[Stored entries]

************

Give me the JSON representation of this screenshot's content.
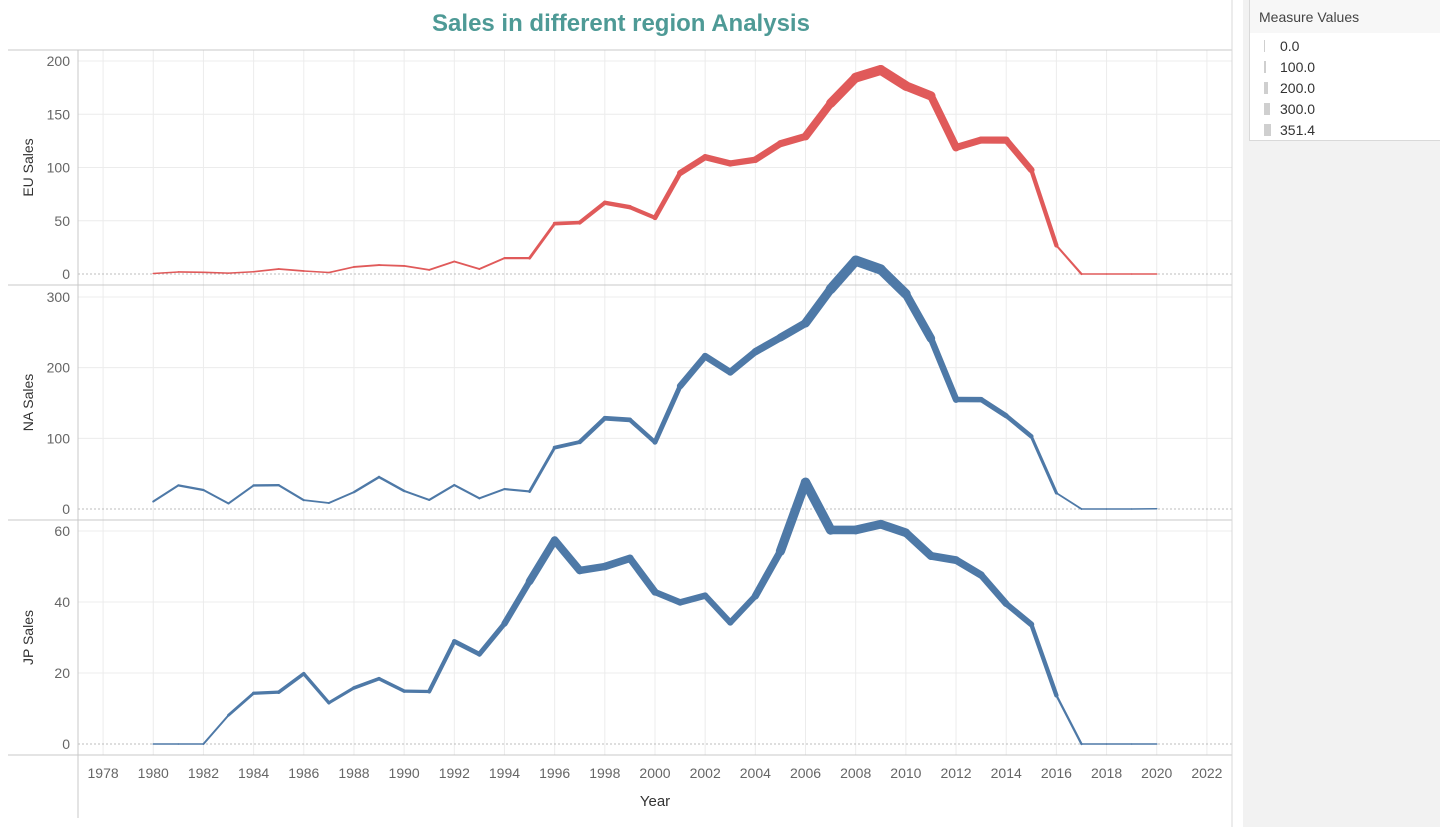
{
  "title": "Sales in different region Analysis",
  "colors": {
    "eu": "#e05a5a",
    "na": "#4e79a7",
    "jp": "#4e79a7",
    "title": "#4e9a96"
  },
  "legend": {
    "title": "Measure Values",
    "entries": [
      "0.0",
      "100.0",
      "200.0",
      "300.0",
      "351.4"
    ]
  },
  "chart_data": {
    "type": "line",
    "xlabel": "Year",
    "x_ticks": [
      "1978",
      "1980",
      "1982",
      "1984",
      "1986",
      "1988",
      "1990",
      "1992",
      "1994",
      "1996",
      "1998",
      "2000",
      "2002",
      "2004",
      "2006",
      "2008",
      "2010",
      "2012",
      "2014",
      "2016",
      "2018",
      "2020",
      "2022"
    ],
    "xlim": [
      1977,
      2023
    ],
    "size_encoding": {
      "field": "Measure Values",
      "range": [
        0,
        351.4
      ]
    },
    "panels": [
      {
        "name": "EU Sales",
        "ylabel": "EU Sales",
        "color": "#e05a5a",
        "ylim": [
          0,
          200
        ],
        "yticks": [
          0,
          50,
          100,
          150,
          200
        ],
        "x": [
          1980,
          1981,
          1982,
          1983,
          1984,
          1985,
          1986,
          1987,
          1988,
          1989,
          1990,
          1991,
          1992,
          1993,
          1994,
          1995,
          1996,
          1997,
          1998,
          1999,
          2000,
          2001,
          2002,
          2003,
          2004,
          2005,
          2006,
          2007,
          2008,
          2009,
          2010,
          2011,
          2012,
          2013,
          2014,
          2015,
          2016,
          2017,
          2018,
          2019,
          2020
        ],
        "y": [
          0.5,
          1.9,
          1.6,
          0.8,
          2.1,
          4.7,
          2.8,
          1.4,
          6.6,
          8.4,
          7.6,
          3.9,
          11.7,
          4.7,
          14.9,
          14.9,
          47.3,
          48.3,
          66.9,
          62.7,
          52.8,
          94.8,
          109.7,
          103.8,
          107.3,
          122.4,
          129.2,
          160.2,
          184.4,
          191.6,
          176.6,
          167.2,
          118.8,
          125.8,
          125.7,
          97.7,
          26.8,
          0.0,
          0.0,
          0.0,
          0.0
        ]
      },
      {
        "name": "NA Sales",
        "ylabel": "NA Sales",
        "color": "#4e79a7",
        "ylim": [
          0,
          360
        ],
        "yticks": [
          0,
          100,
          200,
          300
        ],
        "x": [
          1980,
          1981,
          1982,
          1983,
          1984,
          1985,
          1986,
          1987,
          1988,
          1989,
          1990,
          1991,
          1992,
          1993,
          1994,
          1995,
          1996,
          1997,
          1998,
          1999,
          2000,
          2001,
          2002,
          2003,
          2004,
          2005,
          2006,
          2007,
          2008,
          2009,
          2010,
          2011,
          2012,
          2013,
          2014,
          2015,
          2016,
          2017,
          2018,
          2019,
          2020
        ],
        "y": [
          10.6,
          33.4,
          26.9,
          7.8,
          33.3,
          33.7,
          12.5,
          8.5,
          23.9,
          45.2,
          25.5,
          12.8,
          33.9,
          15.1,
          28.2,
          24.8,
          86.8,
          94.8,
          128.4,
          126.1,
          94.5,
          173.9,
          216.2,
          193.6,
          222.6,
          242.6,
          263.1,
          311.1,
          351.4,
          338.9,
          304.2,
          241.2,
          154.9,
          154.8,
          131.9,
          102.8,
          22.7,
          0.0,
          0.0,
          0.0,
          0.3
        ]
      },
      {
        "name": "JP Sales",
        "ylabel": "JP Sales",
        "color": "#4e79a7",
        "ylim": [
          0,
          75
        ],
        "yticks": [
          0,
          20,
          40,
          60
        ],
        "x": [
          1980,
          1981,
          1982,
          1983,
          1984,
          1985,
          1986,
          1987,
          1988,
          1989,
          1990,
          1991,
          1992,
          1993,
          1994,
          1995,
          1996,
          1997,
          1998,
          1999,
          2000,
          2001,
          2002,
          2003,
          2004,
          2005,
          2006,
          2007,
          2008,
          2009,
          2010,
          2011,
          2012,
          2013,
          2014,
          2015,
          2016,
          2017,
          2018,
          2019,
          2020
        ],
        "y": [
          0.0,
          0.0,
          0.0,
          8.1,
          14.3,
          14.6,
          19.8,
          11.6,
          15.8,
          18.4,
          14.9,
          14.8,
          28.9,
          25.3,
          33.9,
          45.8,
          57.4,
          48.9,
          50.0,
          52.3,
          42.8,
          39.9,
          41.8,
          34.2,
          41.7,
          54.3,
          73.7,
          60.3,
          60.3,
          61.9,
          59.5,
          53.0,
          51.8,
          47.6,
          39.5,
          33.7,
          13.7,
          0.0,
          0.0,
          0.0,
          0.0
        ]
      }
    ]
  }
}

************

▶ _PROBLEM REQUIREMENTS_: In the data above, how many lines contain the string "name"? Answer with the number only.

▶ _ANSWER_: 3